▸ BRIEF: Search the material for the string "Chrystusa" and copy each line where it occurs.

▸ MATERIAL SHOWN:
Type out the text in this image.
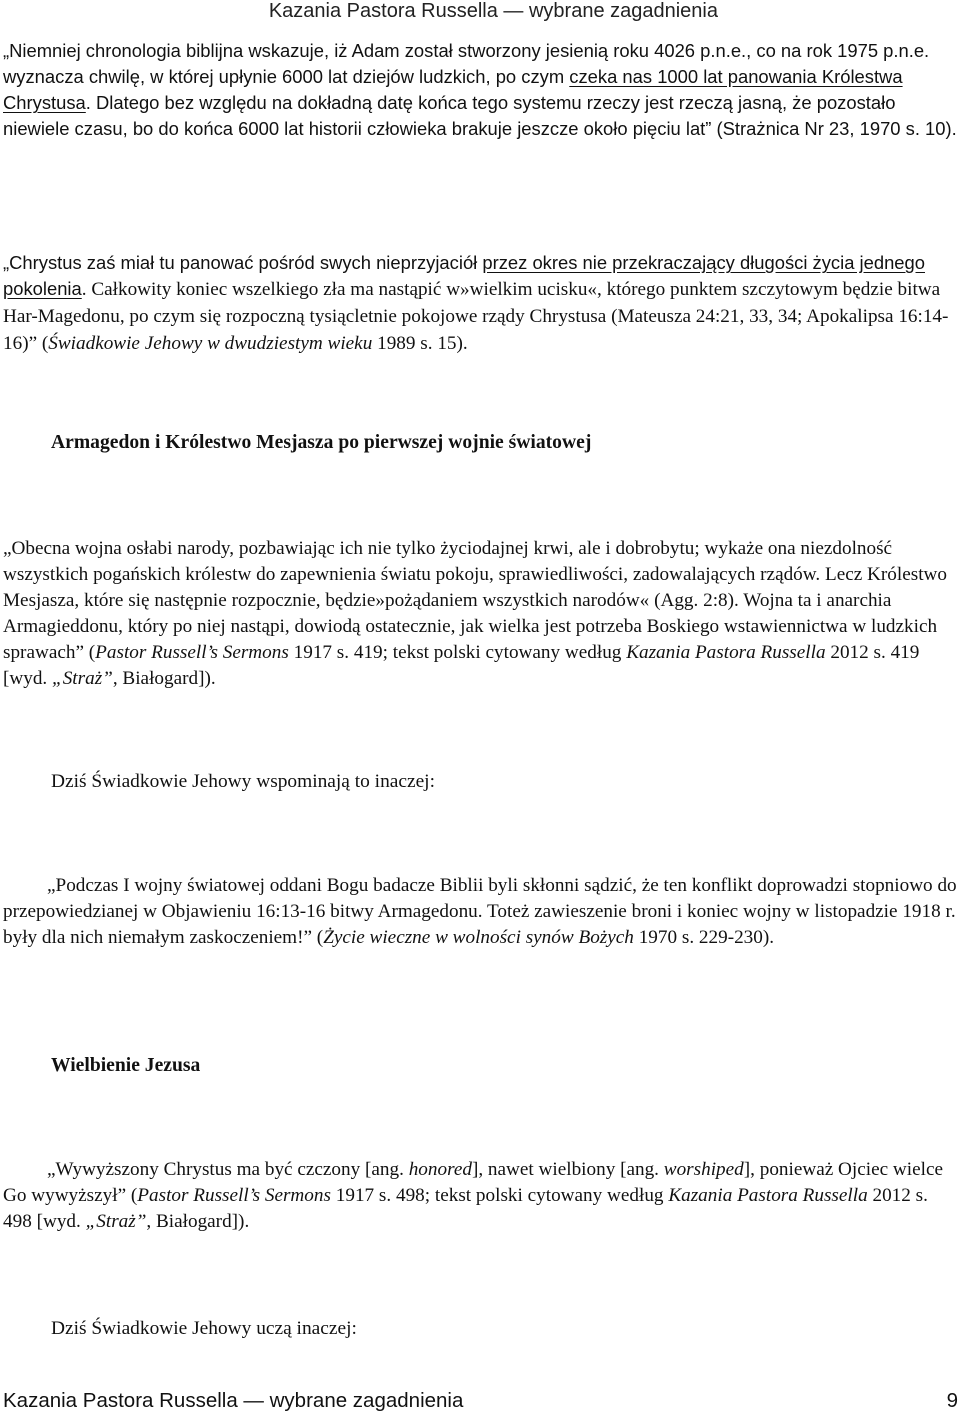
Kazania Pastora Russella — wybrane zagadnienia
„Niemniej chronologia biblijna wskazuje, iż Adam został stworzony jesienią roku 4026 p.n.e., co na rok 1975 p.n.e. wyznacza chwilę, w której upłynie 6000 lat dziejów ludzkich, po czym czeka nas 1000 lat panowania Królestwa Chrystusa. Dlatego bez względu na dokładną datę końca tego systemu rzeczy jest rzeczą jasną, że pozostało niewiele czasu, bo do końca 6000 lat historii człowieka brakuje jeszcze około pięciu lat” (Strażnica Nr 23, 1970 s. 10).
„Chrystus zaś miał tu panować pośród swych nieprzyjaciół przez okres nie przekraczający długości życia jednego pokolenia. Całkowity koniec wszelkiego zła ma nastąpić w»wielkim ucisku«, którego punktem szczytowym będzie bitwa Har-Magedonu, po czym się rozpoczną tysiącletnie pokojowe rządy Chrystusa (Mateusza 24:21, 33, 34; Apokalipsa 16:14-16)” (Świadkowie Jehowy w dwudziestym wieku 1989 s. 15).
Armagedon i Królestwo Mesjasza po pierwszej wojnie światowej
„Obecna wojna osłabi narody, pozbawiając ich nie tylko życiodajnej krwi, ale i dobrobytu; wykaże ona niezdolność wszystkich pogańskich królestw do zapewnienia światu pokoju, sprawiedliwości, zadowalających rządów. Lecz Królestwo Mesjasza, które się następnie rozpocznie, będzie»pożądaniem wszystkich narodów« (Agg. 2:8). Wojna ta i anarchia Armagieddonu, który po niej nastąpi, dowiodą ostatecznie, jak wielka jest potrzeba Boskiego wstawiennictwa w ludzkich sprawach” (Pastor Russell’s Sermons 1917 s. 419; tekst polski cytowany według Kazania Pastora Russella 2012 s. 419 [wyd. „Straż”, Białogard]).
Dziś Świadkowie Jehowy wspominają to inaczej:
„Podczas I wojny światowej oddani Bogu badacze Biblii byli skłonni sądzić, że ten konflikt doprowadzi stopniowo do przepowiedzianej w Objawieniu 16:13-16 bitwy Armagedonu. Toteż zawieszenie broni i koniec wojny w listopadzie 1918 r. były dla nich niemałym zaskoczeniem!” (Życie wieczne w wolności synów Bożych 1970 s. 229-230).
Wielbienie Jezusa
„Wywyższony Chrystus ma być czczony [ang. honored], nawet wielbiony [ang. worshiped], ponieważ Ojciec wielce Go wywyższył” (Pastor Russell’s Sermons 1917 s. 498; tekst polski cytowany według Kazania Pastora Russella 2012 s. 498 [wyd. „Straż”, Białogard]).
Dziś Świadkowie Jehowy uczą inaczej:
Kazania Pastora Russella — wybrane zagadnienia	9
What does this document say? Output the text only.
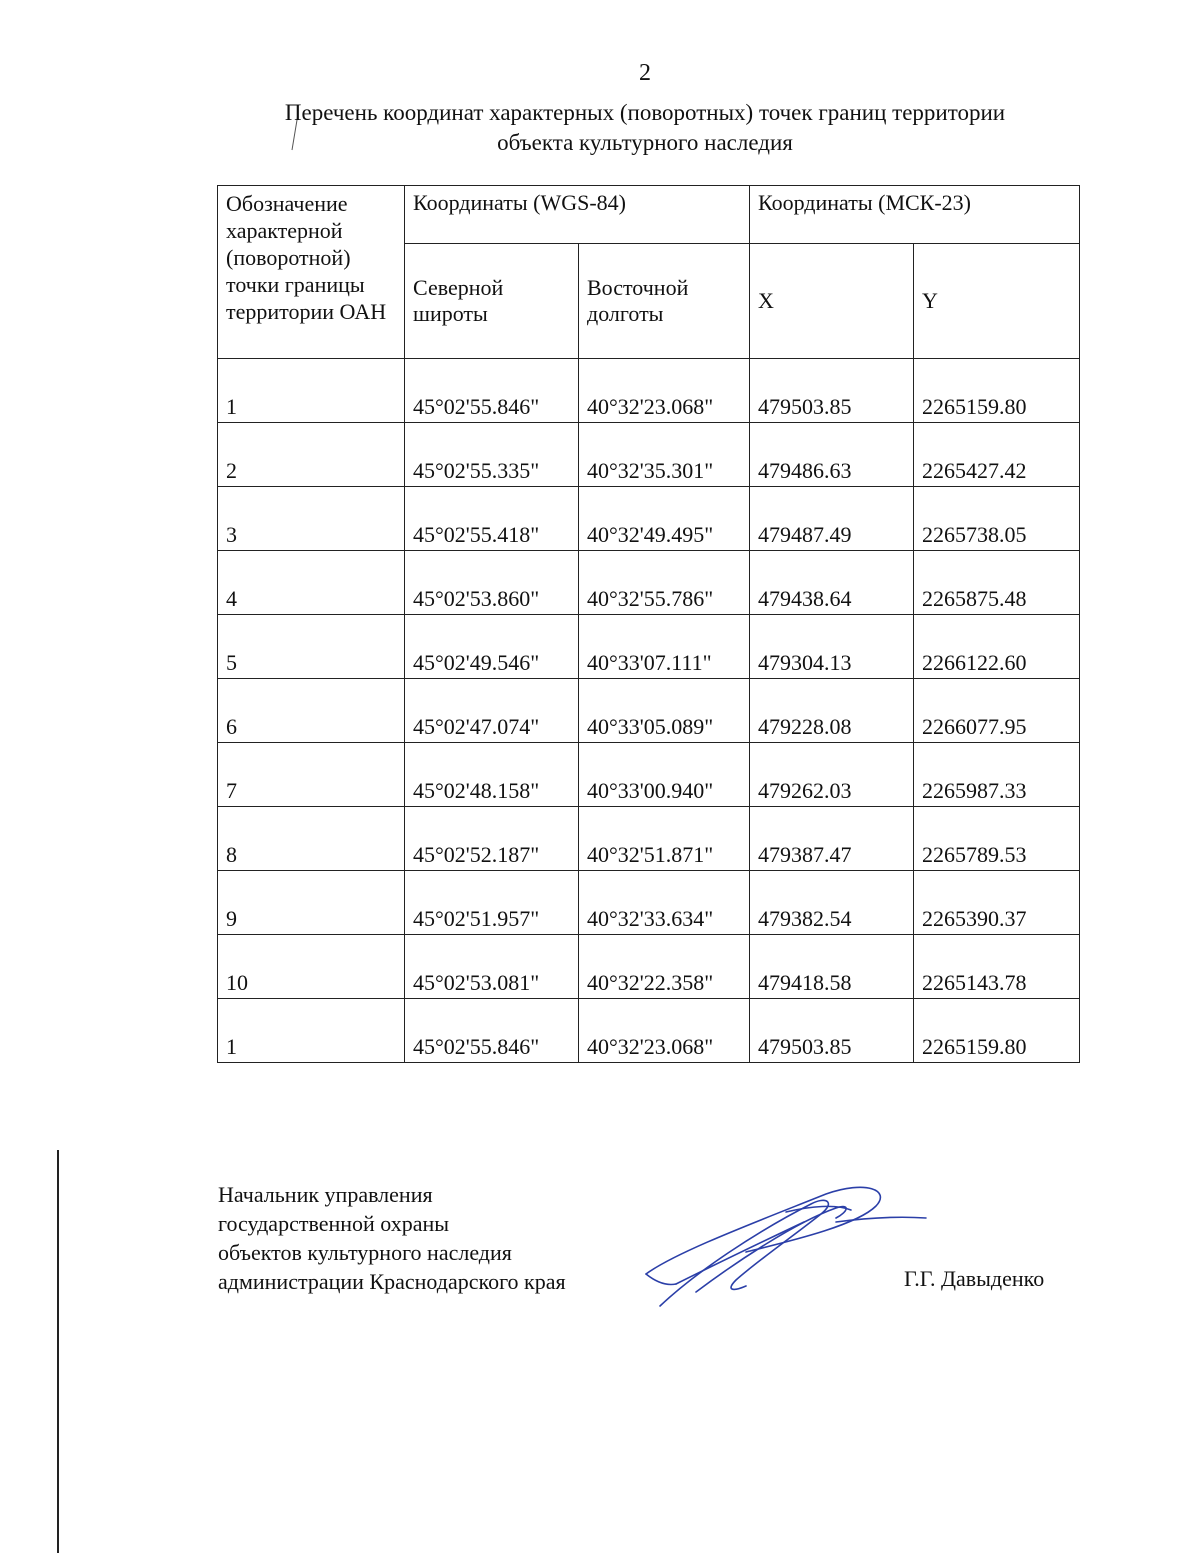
2
Перечень координат характерных (поворотных) точек границ территории
объекта культурного наследия
Обозначение характерной (поворотной) точки границы территории ОАН	Координаты (WGS-84)		Координаты (МСК-23)	
	Северной широты	Восточной долготы	X	Y
1	45°02'55.846"	40°32'23.068"	479503.85	2265159.80
2	45°02'55.335"	40°32'35.301"	479486.63	2265427.42
3	45°02'55.418"	40°32'49.495"	479487.49	2265738.05
4	45°02'53.860"	40°32'55.786"	479438.64	2265875.48
5	45°02'49.546"	40°33'07.111"	479304.13	2266122.60
6	45°02'47.074"	40°33'05.089"	479228.08	2266077.95
7	45°02'48.158"	40°33'00.940"	479262.03	2265987.33
8	45°02'52.187"	40°32'51.871"	479387.47	2265789.53
9	45°02'51.957"	40°32'33.634"	479382.54	2265390.37
10	45°02'53.081"	40°32'22.358"	479418.58	2265143.78
1	45°02'55.846"	40°32'23.068"	479503.85	2265159.80
Начальник управления
государственной охраны
объектов культурного наследия
администрации Краснодарского края	Г.Г. Давыденко
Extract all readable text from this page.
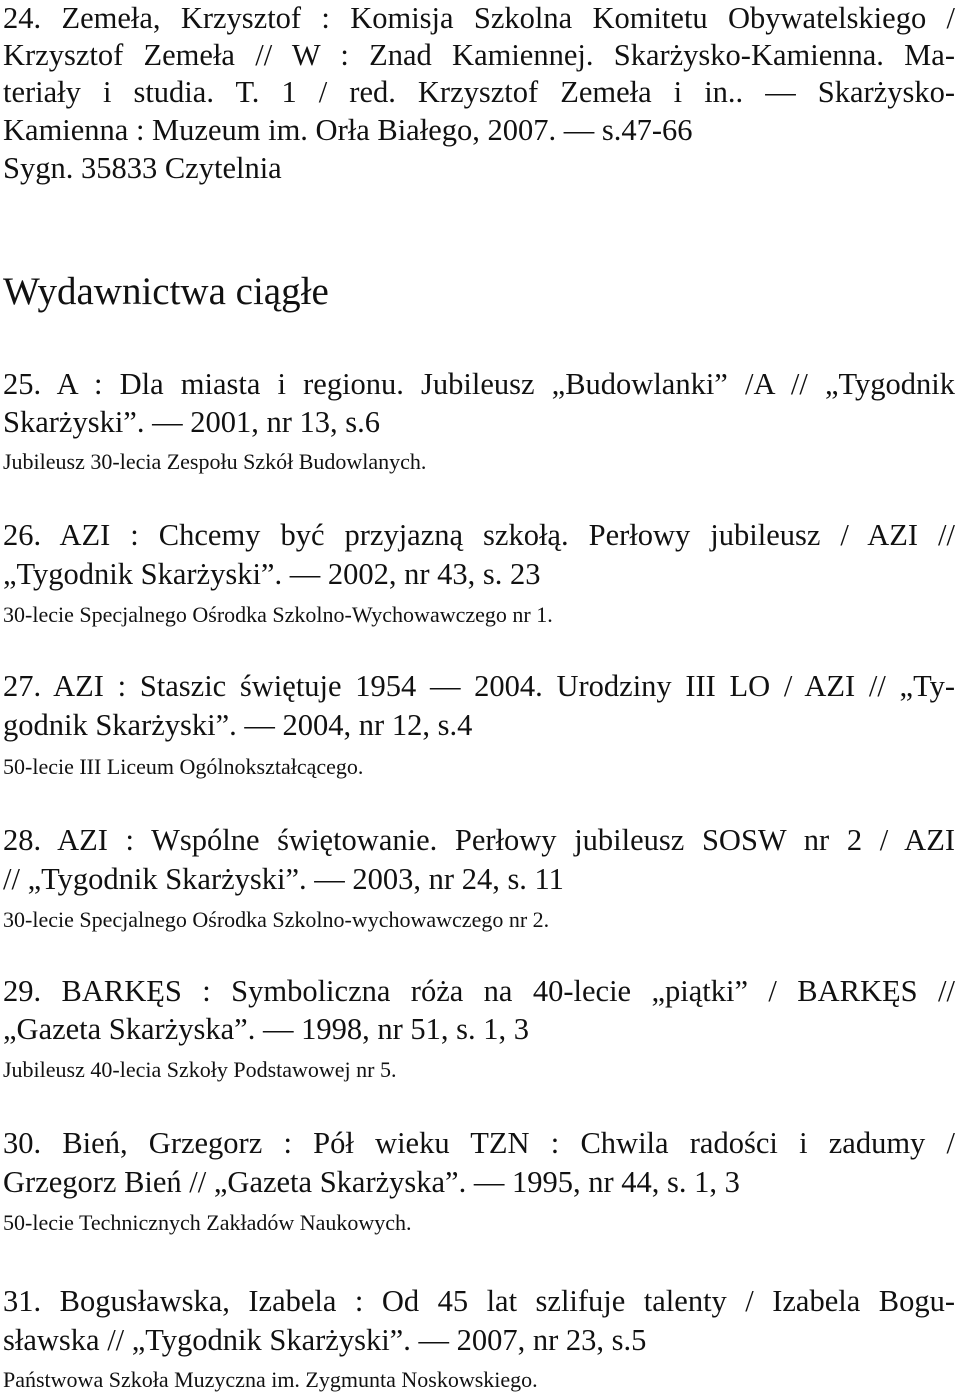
24. Zemeła, Krzysztof : Komisja Szkolna Komitetu Obywatelskiego /
Krzysztof Zemeła // W : Znad Kamiennej. Skarżysko-Kamienna. Ma-
teriały i studia. T. 1 / red. Krzysztof Zemeła i in.. — Skarżysko-
Kamienna : Muzeum im. Orła Białego, 2007. — s.47-66
Sygn. 35833 Czytelnia
Wydawnictwa ciągłe
25. A : Dla miasta i regionu. Jubileusz „Budowlanki” /A // „Tygodnik
Skarżyski”. — 2001, nr 13, s.6
Jubileusz 30-lecia Zespołu Szkół Budowlanych.
26. AZI : Chcemy być przyjazną szkołą. Perłowy jubileusz / AZI //
„Tygodnik Skarżyski”. — 2002, nr 43, s. 23
30-lecie Specjalnego Ośrodka Szkolno-Wychowawczego nr 1.
27. AZI : Staszic świętuje 1954 — 2004. Urodziny III LO / AZI // „Ty-
godnik Skarżyski”. — 2004, nr 12, s.4
50-lecie III Liceum Ogólnokształcącego.
28. AZI : Wspólne świętowanie. Perłowy jubileusz SOSW nr 2 / AZI
// „Tygodnik Skarżyski”. — 2003, nr 24, s. 11
30-lecie Specjalnego Ośrodka Szkolno-wychowawczego nr 2.
29. BARKĘS : Symboliczna róża na 40-lecie „piątki” / BARKĘS //
„Gazeta Skarżyska”. — 1998, nr 51, s. 1, 3
Jubileusz 40-lecia Szkoły Podstawowej nr 5.
30. Bień, Grzegorz : Pół wieku TZN : Chwila radości i zadumy /
Grzegorz Bień // „Gazeta Skarżyska”. — 1995, nr 44, s. 1, 3
50-lecie Technicznych Zakładów Naukowych.
31. Bogusławska, Izabela : Od 45 lat szlifuje talenty / Izabela Bogu-
sławska // „Tygodnik Skarżyski”. — 2007, nr 23, s.5
Państwowa Szkoła Muzyczna im. Zygmunta Noskowskiego.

▸ CORRECT OUTPUT:
„Niemniej chronologia biblijna wskazuje, iż Adam został stworzony jesienią roku 4026 p.n.e., co na rok 1975 p.n.e. wyznacza chwilę, w której upłynie 6000 lat dziejów ludzkich, po czym czeka nas 1000 lat panowania Królestwa Chrystusa. Dlatego bez względu na dokładną datę końca tego systemu rzeczy jest rzeczą jasną, że pozostało niewiele czasu, bo do końca 6000 lat historii człowieka brakuje jeszcze około pięciu lat” (Strażnica Nr 23, 1970 s. 10).
„Chrystus zaś miał tu panować pośród swych nieprzyjaciół przez okres nie przekraczający długości życia jednego pokolenia. Całkowity koniec wszelkiego zła ma nastąpić w»wielkim ucisku«, którego punktem szczytowym będzie bitwa Har-Magedonu, po czym się rozpoczną tysiącletnie pokojowe rządy Chrystusa (Mateusza 24:21, 33, 34; Apokalipsa 16:14-16)” (Świadkowie Jehowy w dwudziestym wieku 1989 s. 15).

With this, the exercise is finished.